» DIRECTION:
How many lines in these records hold the string "JSON"? Reply with the number alone.
== GIVEN DATA ==
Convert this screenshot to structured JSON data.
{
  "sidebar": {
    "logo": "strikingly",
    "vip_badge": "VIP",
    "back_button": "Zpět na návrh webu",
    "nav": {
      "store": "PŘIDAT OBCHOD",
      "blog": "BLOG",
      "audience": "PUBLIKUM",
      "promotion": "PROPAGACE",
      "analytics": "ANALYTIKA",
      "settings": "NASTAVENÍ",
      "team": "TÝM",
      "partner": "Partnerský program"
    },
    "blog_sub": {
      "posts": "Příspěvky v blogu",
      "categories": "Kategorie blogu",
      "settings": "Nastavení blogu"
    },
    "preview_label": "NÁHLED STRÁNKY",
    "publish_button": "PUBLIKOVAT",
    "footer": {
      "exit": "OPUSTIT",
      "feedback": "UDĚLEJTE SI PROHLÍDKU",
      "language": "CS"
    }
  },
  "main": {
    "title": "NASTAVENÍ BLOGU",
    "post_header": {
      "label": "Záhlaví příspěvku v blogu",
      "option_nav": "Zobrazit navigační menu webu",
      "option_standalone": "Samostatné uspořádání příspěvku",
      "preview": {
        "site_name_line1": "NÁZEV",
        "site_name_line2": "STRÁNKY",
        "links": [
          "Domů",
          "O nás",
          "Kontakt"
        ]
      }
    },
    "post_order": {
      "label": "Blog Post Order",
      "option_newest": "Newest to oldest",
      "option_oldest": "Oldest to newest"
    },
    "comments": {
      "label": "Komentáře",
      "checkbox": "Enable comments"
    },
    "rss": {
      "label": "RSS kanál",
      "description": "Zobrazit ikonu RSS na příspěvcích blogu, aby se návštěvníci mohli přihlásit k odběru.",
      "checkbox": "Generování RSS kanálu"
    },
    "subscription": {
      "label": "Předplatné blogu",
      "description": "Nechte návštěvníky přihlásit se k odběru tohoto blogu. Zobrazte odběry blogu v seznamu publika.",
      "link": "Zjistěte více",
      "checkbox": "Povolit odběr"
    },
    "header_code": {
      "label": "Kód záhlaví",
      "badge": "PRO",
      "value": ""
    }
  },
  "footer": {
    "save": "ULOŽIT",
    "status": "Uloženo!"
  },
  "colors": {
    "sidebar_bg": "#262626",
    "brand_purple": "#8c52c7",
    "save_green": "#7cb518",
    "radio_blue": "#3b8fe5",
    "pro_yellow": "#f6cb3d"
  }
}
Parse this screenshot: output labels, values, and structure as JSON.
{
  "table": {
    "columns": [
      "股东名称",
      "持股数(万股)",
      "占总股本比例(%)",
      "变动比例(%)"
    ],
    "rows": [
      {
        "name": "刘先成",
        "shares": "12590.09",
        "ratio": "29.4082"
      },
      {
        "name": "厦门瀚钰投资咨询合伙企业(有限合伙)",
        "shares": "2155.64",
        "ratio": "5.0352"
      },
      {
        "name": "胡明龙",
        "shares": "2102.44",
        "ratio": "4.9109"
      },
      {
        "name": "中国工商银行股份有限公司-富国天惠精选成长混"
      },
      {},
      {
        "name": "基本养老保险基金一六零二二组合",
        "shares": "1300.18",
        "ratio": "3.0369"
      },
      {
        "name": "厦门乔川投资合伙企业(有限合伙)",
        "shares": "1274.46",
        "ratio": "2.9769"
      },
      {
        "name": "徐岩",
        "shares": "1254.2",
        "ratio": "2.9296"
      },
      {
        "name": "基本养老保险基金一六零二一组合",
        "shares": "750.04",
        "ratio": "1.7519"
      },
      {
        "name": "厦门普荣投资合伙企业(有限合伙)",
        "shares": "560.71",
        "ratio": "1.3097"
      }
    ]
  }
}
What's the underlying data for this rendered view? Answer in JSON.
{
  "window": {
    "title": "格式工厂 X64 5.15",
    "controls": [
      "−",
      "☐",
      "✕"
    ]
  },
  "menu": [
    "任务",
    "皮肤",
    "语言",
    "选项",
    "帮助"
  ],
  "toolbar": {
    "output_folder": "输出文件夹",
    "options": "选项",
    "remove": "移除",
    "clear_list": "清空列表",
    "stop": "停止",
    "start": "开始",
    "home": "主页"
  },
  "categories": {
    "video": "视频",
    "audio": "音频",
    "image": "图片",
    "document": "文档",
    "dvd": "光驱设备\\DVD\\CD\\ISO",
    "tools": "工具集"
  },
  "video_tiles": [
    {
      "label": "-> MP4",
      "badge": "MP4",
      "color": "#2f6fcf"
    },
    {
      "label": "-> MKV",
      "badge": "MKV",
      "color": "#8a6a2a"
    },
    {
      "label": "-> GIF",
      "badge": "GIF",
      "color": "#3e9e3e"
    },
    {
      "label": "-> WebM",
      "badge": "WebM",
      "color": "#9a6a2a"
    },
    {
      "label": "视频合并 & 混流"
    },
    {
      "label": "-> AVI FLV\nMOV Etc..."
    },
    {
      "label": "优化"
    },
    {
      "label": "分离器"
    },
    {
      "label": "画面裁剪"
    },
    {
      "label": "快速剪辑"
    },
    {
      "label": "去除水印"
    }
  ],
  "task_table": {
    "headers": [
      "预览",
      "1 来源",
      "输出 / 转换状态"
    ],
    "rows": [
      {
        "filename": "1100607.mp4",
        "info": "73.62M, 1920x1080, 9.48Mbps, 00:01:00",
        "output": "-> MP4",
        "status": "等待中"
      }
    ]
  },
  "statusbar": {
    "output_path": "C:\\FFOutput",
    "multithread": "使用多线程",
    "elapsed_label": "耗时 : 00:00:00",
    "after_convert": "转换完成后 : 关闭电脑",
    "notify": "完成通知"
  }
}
===
» THE SOLUTION:
3